START

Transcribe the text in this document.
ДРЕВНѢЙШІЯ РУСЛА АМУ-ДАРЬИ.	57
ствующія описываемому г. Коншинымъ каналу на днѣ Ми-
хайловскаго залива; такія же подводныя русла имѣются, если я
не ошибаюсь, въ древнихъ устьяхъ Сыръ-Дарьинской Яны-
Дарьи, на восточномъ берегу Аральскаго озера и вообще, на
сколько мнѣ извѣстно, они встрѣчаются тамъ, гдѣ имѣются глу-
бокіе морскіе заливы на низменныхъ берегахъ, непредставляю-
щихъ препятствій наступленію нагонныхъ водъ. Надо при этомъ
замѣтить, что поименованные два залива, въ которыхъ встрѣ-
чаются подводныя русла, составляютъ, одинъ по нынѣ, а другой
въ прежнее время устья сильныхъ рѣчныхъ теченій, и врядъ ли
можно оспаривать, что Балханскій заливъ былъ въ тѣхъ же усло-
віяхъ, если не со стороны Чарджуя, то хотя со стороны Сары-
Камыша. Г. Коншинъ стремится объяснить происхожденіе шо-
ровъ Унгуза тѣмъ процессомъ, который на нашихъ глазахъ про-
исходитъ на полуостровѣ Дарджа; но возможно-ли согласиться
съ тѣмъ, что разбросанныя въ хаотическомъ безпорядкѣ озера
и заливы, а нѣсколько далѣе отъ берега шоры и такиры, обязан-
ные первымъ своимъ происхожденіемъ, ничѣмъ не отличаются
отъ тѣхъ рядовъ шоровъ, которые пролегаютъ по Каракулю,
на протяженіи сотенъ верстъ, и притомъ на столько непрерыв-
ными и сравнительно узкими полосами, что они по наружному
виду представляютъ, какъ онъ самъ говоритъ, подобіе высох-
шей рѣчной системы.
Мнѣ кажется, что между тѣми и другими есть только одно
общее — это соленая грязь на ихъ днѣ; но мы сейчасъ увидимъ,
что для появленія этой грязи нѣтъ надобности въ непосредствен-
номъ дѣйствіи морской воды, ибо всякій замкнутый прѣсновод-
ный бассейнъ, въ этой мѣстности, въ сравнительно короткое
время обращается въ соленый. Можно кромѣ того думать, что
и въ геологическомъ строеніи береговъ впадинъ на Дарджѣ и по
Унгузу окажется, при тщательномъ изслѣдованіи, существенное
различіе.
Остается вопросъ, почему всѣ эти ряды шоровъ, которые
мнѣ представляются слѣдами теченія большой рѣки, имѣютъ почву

END

* [GIVEN INSTRUCTION]
All of the entries should be written out again exactly.

* [EXERCISE RESULT]
Transcribe the text in this document.
ДРЕВНѢЙШІЯ РУСЛА АМУ-ДАРЬИ.	57
ствующія описываемому г. Коншинымъ каналу на днѣ Ми-
хайловскаго залива; такія же подводныя русла имѣются, если я
не ошибаюсь, въ древнихъ устьяхъ Сыръ-Дарьинской Яны-
Дарьи, на восточномъ берегу Аральскаго озера и вообще, на
сколько мнѣ извѣстно, они встрѣчаются тамъ, гдѣ имѣются глу-
бокіе морскіе заливы на низменныхъ берегахъ, непредставляю-
щихъ препятствій наступленію нагонныхъ водъ. Надо при этомъ
замѣтить, что поименованные два залива, въ которыхъ встрѣ-
чаются подводныя русла, составляютъ, одинъ по нынѣ, а другой
въ прежнее время устья сильныхъ рѣчныхъ теченій, и врядъ ли
можно оспаривать, что Балханскій заливъ былъ въ тѣхъ же усло-
віяхъ, если не со стороны Чарджуя, то хотя со стороны Сары-
Камыша. Г. Коншинъ стремится объяснить происхожденіе шо-
ровъ Унгуза тѣмъ процессомъ, который на нашихъ глазахъ про-
исходитъ на полуостровѣ Дарджа; но возможно-ли согласиться
съ тѣмъ, что разбросанныя въ хаотическомъ безпорядкѣ озера
и заливы, а нѣсколько далѣе отъ берега шоры и такиры, обязан-
ные первымъ своимъ происхожденіемъ, ничѣмъ не отличаются
отъ тѣхъ рядовъ шоровъ, которые пролегаютъ по Каракулю,
на протяженіи сотенъ верстъ, и притомъ на столько непрерыв-
ными и сравнительно узкими полосами, что они по наружному
виду представляютъ, какъ онъ самъ говоритъ, подобіе высох-
шей рѣчной системы.
Мнѣ кажется, что между тѣми и другими есть только одно
общее — это соленая грязь на ихъ днѣ; но мы сейчасъ увидимъ,
что для появленія этой грязи нѣтъ надобности въ непосредствен-
номъ дѣйствіи морской воды, ибо всякій замкнутый прѣсновод-
ный бассейнъ, въ этой мѣстности, въ сравнительно короткое
время обращается въ соленый. Можно кромѣ того думать, что
и въ геологическомъ строеніи береговъ впадинъ на Дарджѣ и по
Унгузу окажется, при тщательномъ изслѣдованіи, существенное
различіе.
Остается вопросъ, почему всѣ эти ряды шоровъ, которые
мнѣ представляются слѣдами теченія большой рѣки, имѣютъ почву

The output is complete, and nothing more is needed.